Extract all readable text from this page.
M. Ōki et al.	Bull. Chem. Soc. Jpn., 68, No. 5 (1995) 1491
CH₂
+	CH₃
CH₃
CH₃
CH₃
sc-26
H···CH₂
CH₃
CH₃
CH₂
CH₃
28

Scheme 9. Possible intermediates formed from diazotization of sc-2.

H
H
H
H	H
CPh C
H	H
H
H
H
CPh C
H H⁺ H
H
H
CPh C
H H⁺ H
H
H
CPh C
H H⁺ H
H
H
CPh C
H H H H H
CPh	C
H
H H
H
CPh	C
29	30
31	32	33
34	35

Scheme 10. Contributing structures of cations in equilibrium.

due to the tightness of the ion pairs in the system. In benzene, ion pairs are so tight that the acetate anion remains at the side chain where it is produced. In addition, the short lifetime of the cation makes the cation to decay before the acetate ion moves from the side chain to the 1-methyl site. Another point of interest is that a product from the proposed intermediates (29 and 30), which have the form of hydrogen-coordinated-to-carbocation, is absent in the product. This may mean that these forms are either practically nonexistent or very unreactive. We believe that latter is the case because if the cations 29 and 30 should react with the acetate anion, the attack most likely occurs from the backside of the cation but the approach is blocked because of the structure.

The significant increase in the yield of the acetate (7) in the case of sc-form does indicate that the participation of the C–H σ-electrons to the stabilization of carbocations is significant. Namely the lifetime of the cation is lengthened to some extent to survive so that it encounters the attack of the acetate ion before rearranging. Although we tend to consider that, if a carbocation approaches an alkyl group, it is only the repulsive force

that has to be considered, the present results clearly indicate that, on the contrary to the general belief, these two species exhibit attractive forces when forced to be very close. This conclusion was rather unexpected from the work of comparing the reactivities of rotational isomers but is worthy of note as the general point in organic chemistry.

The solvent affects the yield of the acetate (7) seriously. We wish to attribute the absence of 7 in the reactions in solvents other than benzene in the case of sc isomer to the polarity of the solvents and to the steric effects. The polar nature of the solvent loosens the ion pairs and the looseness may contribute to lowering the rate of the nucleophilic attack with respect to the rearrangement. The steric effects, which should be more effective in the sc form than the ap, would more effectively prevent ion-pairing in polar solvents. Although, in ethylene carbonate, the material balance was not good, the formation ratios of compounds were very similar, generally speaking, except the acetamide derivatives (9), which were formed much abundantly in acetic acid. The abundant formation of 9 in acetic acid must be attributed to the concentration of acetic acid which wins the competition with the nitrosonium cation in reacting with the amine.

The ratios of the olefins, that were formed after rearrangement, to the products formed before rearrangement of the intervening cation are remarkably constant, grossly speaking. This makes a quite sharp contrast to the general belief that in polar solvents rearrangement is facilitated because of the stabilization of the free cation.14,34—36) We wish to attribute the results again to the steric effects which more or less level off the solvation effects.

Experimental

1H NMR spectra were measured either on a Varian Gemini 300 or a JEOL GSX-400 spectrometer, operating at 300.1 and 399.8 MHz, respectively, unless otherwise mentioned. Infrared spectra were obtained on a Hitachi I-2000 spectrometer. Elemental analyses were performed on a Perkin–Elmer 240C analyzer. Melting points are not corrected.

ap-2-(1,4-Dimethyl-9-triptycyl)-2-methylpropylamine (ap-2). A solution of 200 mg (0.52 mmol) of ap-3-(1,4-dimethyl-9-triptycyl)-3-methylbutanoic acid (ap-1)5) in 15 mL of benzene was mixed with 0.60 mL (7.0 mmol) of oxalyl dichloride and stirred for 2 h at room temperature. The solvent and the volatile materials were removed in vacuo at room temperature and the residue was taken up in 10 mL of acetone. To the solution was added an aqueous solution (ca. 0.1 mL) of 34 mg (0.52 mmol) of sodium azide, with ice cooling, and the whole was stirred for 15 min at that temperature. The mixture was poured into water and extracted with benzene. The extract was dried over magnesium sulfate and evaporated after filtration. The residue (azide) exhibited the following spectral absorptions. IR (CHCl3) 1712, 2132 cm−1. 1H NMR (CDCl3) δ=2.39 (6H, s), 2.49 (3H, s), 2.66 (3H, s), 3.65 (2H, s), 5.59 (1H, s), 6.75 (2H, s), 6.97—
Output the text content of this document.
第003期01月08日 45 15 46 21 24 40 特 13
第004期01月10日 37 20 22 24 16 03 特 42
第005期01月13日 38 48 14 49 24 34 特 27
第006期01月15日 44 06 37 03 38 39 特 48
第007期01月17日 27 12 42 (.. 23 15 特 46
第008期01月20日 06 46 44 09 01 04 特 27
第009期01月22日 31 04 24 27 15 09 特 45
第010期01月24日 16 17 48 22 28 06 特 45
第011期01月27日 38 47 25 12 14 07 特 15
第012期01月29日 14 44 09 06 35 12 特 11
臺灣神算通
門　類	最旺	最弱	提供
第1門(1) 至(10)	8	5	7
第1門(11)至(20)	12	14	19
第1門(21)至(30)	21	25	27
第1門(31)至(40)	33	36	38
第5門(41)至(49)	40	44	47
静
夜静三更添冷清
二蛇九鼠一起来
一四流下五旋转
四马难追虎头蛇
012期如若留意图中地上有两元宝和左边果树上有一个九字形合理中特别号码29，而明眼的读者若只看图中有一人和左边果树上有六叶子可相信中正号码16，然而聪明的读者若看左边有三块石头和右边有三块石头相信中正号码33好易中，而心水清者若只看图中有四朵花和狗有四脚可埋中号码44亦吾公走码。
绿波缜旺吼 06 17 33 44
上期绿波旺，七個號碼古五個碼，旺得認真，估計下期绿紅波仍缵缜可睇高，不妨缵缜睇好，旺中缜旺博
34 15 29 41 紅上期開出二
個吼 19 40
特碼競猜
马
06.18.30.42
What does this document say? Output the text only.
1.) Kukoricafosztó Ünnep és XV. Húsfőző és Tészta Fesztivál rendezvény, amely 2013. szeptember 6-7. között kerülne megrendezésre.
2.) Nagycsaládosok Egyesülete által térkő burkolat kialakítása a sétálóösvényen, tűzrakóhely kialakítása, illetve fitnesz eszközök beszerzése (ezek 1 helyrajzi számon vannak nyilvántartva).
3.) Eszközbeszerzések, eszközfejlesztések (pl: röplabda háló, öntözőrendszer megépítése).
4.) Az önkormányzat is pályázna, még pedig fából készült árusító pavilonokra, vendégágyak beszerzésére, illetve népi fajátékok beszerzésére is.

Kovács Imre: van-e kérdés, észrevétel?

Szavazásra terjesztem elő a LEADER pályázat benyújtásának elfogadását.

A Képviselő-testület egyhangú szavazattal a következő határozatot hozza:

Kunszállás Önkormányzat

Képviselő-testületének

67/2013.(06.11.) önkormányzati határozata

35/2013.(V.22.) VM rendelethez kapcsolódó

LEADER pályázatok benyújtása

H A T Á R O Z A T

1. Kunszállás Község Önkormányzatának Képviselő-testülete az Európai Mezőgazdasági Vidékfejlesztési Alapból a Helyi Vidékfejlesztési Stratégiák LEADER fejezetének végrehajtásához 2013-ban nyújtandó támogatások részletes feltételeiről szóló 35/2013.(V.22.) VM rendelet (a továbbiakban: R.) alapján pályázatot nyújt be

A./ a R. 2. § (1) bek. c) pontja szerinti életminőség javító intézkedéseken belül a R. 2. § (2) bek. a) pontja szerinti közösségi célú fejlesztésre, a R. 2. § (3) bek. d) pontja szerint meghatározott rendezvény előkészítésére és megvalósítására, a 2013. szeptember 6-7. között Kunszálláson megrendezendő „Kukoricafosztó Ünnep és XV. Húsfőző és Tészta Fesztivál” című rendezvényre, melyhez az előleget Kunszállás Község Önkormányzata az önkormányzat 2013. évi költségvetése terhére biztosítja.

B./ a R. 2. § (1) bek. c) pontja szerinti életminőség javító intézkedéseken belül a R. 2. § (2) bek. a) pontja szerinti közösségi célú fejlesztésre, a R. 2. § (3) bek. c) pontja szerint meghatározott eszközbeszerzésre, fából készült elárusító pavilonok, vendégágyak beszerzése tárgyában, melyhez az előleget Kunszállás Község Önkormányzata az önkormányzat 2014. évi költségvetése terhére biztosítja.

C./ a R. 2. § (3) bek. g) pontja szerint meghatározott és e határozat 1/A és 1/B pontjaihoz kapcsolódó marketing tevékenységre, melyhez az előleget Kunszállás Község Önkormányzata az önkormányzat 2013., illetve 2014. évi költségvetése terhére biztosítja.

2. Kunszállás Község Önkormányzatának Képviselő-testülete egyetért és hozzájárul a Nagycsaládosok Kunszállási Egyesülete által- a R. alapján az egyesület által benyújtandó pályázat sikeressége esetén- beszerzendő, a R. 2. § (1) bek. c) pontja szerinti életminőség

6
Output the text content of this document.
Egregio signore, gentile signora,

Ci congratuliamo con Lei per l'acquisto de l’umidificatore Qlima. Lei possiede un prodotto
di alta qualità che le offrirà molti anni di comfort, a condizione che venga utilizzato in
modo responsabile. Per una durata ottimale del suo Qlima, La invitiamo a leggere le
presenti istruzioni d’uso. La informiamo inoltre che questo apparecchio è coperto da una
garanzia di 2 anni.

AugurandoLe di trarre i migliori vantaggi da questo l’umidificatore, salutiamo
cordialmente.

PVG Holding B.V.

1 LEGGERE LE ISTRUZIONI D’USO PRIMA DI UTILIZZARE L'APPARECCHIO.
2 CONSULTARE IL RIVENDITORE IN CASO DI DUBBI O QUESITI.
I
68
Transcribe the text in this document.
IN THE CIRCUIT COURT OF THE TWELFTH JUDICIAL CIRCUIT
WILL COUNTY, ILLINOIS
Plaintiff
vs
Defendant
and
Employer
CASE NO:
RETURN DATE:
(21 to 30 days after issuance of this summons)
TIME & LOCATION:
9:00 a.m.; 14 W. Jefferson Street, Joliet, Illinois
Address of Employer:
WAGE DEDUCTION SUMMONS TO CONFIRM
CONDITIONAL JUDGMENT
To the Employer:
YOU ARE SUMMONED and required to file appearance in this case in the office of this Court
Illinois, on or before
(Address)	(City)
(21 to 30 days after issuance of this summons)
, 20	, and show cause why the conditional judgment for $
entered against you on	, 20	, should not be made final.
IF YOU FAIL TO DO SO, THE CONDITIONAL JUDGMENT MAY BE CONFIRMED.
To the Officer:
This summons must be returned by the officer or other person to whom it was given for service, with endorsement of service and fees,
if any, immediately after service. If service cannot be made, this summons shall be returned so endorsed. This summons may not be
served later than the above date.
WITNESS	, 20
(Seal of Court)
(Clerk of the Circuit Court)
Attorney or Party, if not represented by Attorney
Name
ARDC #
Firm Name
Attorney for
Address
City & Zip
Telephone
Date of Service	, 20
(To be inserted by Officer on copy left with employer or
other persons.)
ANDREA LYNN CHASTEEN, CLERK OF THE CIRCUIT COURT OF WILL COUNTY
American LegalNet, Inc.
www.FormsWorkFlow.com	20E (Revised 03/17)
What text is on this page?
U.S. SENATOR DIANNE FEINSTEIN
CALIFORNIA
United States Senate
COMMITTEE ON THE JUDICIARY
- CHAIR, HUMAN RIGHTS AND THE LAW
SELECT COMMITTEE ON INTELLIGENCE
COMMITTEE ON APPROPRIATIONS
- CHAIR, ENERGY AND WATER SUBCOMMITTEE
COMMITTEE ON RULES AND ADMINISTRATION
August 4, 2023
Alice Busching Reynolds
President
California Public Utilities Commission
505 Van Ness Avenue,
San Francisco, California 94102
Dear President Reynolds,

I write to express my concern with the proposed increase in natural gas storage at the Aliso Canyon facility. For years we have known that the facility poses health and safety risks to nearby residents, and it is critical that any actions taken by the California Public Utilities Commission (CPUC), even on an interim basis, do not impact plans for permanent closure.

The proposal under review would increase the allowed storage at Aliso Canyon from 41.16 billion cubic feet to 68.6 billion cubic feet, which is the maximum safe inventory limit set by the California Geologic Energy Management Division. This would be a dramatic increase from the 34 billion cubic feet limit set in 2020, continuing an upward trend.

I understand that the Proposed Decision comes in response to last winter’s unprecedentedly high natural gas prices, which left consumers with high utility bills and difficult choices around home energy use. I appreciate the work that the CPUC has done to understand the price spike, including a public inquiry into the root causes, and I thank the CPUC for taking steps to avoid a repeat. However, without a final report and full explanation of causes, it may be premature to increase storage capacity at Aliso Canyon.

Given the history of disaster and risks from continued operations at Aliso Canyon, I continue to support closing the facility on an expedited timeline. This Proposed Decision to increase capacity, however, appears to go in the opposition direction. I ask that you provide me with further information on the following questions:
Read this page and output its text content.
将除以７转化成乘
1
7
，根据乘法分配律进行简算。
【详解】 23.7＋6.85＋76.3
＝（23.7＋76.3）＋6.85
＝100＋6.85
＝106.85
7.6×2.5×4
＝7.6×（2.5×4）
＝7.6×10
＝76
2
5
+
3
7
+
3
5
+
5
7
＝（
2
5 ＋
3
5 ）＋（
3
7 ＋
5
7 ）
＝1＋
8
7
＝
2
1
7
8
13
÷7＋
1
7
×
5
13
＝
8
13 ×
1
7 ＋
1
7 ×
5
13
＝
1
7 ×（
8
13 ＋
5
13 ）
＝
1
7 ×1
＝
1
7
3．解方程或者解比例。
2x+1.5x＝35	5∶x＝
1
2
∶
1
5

□ □ □ □ □ □ □

Objective
Repeat only what runs from the line holding "Read this page and output its text content." to the end of the data, keeping every line exactly as written, first and last included.

Reply to the task
Read this page and output its text content.
将除以７转化成乘
1
7
，根据乘法分配律进行简算。
【详解】 23.7＋6.85＋76.3
＝（23.7＋76.3）＋6.85
＝100＋6.85
＝106.85
7.6×2.5×4
＝7.6×（2.5×4）
＝7.6×10
＝76
2
5
+
3
7
+
3
5
+
5
7
＝（
2
5 ＋
3
5 ）＋（
3
7 ＋
5
7 ）
＝1＋
8
7
＝
2
1
7
8
13
÷7＋
1
7
×
5
13
＝
8
13 ×
1
7 ＋
1
7 ×
5
13
＝
1
7 ×（
8
13 ＋
5
13 ）
＝
1
7 ×1
＝
1
7
3．解方程或者解比例。
2x+1.5x＝35	5∶x＝
1
2
∶
1
5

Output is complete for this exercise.